_Exercise requirements:_ Pick out and copy every line below that has the word "ranges".

————————

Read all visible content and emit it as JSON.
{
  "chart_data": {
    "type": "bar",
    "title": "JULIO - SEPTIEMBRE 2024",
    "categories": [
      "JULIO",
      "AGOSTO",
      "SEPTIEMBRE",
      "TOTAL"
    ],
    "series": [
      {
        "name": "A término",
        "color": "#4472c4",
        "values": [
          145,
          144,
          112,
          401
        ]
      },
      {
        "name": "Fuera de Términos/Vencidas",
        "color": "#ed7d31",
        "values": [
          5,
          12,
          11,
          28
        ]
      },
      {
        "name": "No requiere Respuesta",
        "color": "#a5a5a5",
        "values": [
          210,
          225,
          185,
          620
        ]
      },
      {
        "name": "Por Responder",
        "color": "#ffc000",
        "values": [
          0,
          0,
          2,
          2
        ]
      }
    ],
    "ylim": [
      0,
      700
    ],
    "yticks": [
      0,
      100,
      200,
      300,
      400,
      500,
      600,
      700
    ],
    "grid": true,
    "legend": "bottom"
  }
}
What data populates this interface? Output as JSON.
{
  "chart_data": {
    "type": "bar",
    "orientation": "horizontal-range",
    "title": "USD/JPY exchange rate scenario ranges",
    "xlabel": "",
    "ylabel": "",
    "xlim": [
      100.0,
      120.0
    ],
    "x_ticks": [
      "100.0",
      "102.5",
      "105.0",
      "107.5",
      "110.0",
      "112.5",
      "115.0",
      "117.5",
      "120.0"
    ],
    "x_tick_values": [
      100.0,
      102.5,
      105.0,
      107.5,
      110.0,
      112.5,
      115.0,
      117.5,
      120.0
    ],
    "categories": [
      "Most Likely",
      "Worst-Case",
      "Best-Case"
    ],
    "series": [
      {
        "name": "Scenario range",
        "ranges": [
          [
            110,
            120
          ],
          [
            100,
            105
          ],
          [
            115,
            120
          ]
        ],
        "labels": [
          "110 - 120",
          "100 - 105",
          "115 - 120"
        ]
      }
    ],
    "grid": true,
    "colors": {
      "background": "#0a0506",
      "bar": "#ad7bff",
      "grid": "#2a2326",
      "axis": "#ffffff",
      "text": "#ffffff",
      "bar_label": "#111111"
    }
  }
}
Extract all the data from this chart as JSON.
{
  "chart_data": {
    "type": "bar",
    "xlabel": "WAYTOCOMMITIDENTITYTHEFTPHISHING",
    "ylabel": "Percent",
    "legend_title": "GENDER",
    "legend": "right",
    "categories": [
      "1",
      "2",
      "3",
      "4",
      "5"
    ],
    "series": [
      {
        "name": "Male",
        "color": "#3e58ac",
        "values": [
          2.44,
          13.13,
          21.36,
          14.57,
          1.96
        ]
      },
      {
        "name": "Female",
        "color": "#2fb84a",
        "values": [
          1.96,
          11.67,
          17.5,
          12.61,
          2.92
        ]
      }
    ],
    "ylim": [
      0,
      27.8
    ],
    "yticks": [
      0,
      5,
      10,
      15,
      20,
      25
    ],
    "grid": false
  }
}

————————

_Solution to this exercise:_
    "title": "USD/JPY exchange rate scenario ranges",
        "ranges": [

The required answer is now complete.